» **Work to be completed**
From the entries below, copy every line where the string "structure" appears.

» **Information given**

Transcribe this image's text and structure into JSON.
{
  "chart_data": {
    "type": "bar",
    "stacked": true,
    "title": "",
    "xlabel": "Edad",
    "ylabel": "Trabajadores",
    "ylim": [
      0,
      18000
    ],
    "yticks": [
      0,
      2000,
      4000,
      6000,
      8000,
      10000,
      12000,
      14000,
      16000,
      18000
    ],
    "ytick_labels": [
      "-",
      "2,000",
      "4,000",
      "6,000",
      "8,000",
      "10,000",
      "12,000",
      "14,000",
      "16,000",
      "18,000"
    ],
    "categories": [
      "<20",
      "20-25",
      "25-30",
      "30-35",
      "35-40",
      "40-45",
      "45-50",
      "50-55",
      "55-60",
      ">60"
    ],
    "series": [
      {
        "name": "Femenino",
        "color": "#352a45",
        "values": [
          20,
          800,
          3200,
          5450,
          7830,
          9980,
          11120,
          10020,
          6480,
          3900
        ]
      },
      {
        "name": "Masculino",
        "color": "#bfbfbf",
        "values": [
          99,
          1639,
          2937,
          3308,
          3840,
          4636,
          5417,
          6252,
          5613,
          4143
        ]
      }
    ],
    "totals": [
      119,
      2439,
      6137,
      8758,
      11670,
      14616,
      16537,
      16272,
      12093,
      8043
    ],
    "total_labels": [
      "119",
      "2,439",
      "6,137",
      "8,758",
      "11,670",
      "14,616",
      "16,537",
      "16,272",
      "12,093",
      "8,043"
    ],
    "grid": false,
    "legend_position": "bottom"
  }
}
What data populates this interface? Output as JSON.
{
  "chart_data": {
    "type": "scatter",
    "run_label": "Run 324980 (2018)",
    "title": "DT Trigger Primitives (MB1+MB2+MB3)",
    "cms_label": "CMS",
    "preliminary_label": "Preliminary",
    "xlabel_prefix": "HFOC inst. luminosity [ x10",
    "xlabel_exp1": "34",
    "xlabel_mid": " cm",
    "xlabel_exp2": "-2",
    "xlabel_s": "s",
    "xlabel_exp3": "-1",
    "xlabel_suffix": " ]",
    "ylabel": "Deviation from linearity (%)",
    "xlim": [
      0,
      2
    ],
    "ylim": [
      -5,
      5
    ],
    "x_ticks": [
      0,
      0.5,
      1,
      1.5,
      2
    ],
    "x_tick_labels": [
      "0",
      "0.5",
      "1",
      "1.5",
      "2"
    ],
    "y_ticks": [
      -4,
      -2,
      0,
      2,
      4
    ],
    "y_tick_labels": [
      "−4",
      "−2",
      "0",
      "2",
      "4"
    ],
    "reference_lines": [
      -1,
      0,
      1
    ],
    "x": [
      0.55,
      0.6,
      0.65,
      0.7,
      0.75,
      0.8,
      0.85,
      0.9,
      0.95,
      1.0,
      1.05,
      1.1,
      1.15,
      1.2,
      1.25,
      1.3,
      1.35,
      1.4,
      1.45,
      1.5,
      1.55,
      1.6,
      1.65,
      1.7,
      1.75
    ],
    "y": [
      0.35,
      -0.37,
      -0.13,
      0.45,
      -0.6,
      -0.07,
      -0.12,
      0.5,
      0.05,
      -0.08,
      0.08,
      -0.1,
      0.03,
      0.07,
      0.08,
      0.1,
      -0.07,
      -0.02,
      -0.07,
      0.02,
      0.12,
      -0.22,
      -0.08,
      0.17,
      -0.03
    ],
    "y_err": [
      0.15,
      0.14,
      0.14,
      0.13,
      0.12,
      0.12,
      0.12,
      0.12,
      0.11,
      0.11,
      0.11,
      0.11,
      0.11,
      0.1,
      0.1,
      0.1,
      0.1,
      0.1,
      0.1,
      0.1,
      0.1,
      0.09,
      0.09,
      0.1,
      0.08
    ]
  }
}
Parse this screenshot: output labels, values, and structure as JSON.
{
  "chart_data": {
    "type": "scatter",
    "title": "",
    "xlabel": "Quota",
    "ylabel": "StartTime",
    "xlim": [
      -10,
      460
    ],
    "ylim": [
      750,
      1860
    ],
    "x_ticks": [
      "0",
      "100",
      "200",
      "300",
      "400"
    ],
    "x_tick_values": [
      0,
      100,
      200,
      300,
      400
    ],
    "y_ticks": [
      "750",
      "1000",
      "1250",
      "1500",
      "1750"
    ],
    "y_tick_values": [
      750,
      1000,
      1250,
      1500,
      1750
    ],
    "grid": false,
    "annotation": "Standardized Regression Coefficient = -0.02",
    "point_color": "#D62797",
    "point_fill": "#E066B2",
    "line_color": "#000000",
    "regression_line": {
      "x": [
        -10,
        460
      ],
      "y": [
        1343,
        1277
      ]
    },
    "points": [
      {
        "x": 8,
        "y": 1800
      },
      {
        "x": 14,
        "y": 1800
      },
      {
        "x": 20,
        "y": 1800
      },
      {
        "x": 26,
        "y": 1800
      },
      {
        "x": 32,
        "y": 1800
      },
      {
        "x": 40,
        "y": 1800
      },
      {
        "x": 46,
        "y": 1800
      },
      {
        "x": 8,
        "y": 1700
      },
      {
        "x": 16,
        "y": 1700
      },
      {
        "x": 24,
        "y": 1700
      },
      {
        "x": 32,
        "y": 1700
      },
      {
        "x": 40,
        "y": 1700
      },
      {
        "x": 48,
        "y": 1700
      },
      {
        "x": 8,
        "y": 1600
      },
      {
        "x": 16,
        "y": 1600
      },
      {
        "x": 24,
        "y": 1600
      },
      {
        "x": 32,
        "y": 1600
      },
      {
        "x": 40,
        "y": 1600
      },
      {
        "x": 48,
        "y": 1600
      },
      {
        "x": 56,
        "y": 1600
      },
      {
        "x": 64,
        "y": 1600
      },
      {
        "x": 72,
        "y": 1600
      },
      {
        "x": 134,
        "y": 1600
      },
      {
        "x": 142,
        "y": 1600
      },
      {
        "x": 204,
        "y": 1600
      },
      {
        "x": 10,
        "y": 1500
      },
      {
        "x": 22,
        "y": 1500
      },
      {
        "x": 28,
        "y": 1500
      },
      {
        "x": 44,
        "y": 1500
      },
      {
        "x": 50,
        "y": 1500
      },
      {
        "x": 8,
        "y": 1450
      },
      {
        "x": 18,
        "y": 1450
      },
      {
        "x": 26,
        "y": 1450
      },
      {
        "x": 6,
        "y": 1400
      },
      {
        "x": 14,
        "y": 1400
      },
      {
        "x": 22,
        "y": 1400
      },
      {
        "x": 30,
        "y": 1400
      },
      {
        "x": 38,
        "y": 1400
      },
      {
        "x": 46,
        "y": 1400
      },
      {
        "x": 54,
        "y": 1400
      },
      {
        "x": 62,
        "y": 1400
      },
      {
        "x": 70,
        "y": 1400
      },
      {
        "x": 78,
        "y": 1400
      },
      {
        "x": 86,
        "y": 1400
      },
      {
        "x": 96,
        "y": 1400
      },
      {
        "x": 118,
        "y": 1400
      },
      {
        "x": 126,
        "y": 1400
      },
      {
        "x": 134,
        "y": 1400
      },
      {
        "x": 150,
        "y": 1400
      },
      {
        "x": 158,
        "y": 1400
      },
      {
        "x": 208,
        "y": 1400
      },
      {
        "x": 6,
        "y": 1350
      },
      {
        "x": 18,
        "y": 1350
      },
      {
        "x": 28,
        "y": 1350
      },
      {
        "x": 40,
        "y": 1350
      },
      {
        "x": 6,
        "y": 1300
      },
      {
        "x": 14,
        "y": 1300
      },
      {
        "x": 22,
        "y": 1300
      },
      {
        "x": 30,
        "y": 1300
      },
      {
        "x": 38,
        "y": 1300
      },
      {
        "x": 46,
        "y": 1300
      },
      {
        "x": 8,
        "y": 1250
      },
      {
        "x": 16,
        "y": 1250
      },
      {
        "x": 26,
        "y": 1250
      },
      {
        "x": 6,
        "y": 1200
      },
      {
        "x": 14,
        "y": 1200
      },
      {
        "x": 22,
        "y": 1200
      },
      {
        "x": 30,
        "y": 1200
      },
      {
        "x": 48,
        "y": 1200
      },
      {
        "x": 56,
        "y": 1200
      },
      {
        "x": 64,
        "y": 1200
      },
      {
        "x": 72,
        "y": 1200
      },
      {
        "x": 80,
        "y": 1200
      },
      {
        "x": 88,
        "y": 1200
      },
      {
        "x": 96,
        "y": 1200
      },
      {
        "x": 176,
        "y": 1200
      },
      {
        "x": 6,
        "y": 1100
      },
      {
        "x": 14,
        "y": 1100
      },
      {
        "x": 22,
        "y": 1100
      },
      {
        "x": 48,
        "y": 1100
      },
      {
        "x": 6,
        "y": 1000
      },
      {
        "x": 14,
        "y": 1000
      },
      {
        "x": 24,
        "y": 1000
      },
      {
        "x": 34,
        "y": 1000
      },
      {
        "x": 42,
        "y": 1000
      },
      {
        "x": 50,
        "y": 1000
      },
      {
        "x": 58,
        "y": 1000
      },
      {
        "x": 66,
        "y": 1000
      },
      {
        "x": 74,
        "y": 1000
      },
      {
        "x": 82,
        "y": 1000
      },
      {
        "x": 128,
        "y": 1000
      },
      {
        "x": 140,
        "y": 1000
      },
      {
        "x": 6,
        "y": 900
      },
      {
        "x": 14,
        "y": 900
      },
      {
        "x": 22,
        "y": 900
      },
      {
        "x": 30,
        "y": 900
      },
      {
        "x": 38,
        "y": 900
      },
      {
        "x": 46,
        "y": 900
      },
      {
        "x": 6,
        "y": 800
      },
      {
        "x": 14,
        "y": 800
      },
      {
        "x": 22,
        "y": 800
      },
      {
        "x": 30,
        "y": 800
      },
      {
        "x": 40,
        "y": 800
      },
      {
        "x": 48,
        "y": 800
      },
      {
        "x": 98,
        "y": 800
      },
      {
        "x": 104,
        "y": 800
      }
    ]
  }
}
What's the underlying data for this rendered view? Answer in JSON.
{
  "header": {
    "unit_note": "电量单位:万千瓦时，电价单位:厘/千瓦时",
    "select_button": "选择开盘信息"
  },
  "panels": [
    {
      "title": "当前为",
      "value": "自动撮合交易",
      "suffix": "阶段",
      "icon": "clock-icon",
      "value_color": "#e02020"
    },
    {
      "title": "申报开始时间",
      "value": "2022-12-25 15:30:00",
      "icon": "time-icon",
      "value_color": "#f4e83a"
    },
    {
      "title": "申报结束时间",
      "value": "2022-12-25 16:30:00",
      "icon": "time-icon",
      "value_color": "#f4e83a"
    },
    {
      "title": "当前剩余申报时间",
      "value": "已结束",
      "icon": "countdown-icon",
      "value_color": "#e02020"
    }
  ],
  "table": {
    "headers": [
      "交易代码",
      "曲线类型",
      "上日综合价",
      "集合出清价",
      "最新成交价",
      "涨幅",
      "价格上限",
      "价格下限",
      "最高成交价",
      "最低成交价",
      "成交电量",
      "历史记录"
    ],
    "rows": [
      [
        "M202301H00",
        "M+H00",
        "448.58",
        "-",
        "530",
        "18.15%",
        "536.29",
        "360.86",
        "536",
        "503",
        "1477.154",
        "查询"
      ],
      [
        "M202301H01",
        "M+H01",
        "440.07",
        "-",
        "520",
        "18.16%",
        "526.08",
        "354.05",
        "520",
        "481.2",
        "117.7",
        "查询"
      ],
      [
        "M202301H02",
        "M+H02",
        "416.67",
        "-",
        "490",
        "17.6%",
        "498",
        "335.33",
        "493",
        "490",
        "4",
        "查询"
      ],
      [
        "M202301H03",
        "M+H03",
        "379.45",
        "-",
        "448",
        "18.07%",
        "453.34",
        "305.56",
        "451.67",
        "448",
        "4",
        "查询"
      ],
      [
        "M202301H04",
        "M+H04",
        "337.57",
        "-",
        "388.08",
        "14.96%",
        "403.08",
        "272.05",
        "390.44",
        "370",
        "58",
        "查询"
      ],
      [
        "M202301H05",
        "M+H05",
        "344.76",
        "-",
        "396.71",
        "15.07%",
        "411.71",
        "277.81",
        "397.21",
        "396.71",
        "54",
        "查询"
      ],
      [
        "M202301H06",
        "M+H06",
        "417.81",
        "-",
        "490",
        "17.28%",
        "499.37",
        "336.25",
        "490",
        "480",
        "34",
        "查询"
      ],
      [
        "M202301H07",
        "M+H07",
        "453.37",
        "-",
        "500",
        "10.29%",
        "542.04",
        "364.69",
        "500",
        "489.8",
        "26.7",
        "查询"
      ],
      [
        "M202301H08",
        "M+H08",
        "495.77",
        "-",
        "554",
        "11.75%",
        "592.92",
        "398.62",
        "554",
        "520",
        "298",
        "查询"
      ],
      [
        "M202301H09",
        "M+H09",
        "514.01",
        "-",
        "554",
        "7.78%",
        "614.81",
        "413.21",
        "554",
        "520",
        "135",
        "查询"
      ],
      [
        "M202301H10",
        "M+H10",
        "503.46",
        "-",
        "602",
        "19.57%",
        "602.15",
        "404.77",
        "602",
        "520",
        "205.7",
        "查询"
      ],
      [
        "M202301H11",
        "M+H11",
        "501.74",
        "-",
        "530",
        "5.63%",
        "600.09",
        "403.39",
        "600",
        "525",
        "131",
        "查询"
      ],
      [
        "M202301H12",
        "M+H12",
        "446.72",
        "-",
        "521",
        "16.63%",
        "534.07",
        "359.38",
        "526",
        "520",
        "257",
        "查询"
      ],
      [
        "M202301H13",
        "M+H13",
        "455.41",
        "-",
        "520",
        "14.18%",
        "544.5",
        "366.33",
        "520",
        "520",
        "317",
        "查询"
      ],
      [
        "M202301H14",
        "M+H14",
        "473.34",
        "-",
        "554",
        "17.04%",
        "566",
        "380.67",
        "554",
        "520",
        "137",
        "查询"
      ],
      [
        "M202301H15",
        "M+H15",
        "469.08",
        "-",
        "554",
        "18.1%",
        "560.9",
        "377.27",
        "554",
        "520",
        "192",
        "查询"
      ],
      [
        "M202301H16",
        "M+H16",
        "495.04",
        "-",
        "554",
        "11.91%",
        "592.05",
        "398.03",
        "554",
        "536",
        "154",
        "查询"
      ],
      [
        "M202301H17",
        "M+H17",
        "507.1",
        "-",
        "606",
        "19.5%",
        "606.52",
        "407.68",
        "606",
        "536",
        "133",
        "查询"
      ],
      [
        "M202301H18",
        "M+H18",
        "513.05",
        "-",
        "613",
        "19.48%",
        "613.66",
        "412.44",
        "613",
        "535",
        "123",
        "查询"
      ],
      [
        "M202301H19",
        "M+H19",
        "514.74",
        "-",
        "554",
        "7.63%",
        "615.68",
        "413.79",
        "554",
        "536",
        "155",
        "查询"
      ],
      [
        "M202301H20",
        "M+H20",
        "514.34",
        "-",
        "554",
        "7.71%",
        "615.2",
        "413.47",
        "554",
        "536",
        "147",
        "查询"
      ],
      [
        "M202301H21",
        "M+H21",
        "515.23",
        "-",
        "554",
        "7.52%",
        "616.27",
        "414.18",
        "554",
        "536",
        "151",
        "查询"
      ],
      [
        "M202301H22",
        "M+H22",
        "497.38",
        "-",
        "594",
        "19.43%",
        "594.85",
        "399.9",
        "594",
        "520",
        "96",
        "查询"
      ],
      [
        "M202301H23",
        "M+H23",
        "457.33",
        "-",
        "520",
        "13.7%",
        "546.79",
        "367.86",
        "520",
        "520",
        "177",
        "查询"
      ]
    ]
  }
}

» **The result**
Transcribe this image's text and structure into JSON.
Parse this screenshot: output labels, values, and structure as JSON.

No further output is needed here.